## begin

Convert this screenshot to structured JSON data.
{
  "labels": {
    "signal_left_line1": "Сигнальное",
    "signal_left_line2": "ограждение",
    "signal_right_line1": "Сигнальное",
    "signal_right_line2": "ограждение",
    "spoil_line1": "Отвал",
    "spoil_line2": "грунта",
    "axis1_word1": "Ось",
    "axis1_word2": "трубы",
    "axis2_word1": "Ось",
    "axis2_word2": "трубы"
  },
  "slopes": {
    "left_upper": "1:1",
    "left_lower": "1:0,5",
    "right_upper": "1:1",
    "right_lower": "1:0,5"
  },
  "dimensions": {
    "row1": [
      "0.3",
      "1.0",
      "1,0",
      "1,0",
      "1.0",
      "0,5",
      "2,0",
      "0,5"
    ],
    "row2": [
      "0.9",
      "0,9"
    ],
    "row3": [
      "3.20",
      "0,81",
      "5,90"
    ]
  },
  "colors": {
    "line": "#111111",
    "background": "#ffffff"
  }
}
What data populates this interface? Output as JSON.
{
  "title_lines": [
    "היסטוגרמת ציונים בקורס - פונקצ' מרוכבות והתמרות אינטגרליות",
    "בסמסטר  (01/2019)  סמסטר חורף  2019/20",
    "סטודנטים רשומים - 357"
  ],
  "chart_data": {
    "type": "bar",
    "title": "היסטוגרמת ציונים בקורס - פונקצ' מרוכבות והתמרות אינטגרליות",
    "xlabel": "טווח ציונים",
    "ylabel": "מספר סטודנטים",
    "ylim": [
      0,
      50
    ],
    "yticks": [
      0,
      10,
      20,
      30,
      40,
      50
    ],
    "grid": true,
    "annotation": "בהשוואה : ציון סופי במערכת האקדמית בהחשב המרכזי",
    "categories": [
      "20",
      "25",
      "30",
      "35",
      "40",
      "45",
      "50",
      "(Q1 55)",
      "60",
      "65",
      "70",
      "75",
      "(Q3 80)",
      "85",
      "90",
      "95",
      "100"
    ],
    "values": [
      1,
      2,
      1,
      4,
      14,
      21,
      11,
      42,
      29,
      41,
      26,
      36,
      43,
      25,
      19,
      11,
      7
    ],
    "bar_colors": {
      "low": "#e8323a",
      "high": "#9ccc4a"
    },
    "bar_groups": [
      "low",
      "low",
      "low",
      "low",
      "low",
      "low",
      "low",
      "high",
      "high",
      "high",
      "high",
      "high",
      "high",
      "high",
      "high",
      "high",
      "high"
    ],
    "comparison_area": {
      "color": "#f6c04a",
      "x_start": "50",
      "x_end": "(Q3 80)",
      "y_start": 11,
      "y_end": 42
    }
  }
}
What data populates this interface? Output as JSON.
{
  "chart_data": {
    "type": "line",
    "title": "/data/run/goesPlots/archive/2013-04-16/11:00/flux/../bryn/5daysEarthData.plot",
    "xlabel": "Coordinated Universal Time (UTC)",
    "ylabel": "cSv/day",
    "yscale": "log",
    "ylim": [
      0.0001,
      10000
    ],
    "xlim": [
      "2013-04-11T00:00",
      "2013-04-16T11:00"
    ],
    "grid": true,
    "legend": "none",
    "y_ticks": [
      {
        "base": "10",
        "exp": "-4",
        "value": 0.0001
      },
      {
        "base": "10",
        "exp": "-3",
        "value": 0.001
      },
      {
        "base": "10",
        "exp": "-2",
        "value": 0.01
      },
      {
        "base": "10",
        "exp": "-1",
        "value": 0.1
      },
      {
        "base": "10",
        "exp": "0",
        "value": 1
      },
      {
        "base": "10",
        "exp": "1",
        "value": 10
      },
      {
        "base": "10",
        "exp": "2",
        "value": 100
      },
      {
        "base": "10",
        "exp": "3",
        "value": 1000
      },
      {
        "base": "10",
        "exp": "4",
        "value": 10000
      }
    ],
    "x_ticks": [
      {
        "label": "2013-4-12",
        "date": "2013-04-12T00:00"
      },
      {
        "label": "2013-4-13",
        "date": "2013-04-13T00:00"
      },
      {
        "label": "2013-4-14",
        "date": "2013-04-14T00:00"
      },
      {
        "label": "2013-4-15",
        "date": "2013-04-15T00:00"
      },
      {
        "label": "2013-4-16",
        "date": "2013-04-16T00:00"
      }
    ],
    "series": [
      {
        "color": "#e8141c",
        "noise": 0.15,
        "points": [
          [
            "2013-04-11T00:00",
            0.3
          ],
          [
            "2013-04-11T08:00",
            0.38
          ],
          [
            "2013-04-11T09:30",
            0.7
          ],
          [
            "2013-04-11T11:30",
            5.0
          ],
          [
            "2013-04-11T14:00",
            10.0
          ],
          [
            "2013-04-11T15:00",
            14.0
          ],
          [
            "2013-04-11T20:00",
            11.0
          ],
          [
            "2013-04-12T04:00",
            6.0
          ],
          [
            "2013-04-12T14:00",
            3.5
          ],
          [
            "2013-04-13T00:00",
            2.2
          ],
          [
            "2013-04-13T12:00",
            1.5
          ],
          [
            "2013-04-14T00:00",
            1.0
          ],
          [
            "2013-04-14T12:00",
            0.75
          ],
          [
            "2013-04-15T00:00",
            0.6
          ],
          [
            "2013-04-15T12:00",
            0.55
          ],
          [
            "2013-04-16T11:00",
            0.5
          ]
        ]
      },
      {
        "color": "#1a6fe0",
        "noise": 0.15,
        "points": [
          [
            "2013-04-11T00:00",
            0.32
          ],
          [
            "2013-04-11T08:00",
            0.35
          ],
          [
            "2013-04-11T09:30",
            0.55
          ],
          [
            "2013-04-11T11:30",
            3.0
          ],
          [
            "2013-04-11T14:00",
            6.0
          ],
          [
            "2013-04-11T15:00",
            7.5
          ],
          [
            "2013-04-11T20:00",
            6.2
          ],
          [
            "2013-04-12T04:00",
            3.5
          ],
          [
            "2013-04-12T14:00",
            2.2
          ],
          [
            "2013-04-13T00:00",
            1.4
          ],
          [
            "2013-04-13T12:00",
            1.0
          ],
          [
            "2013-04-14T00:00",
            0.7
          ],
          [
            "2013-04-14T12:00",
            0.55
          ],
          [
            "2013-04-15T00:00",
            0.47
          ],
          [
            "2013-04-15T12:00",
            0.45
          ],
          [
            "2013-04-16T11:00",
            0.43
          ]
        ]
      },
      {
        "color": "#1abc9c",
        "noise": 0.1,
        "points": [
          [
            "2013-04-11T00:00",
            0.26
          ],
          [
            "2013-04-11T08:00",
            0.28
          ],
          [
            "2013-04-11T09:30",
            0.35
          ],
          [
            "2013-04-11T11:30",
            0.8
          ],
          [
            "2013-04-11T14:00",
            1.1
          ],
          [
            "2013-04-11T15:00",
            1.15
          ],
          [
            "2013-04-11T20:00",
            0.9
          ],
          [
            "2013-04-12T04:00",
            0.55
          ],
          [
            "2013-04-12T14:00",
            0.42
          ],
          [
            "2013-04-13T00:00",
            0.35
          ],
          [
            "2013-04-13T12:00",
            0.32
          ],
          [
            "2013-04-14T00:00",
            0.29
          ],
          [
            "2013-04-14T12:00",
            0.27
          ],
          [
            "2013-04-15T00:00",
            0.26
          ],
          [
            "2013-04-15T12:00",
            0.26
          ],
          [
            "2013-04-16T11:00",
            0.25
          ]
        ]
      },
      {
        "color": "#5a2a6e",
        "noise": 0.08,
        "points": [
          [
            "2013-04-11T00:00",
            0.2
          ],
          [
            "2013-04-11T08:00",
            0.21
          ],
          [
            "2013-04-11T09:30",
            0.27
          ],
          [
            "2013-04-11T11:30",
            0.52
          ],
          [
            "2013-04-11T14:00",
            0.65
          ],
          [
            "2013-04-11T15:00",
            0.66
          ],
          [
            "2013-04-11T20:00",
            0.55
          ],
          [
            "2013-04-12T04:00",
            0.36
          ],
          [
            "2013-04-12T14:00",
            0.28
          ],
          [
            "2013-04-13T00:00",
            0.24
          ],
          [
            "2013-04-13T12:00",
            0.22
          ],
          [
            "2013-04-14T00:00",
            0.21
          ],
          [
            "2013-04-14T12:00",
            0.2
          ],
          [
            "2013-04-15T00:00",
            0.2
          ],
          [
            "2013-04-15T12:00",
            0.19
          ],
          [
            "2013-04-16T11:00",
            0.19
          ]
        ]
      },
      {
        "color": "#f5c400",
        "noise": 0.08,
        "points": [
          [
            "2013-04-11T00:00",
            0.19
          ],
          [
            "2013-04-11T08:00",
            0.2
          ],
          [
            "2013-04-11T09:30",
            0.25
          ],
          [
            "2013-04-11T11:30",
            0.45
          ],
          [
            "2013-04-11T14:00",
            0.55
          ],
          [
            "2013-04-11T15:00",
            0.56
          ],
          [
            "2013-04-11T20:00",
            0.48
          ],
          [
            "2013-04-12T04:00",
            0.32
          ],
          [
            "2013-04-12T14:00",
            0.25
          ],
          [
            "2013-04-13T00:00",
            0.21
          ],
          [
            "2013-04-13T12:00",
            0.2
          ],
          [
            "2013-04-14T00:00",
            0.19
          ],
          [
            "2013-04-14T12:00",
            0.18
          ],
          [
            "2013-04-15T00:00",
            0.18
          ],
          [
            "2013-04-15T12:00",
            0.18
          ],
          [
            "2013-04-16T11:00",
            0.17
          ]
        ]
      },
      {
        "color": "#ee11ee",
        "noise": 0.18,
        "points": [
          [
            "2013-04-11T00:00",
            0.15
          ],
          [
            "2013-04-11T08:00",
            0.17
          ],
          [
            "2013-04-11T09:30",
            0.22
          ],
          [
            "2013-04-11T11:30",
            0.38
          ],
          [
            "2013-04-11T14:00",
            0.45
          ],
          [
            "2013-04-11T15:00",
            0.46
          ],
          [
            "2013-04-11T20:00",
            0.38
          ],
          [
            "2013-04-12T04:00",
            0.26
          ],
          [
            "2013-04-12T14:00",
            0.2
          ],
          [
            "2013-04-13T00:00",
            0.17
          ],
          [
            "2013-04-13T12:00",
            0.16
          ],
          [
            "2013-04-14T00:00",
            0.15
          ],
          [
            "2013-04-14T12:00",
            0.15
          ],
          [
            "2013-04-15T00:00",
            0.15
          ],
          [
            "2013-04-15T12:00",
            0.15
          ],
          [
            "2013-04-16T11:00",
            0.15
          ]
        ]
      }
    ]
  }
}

## end

## TASK STATEMENT
The lines above form a set of records; determine how many of them contain the string "xlabel" and give that number alone.

## EXERCISE ANSWER
2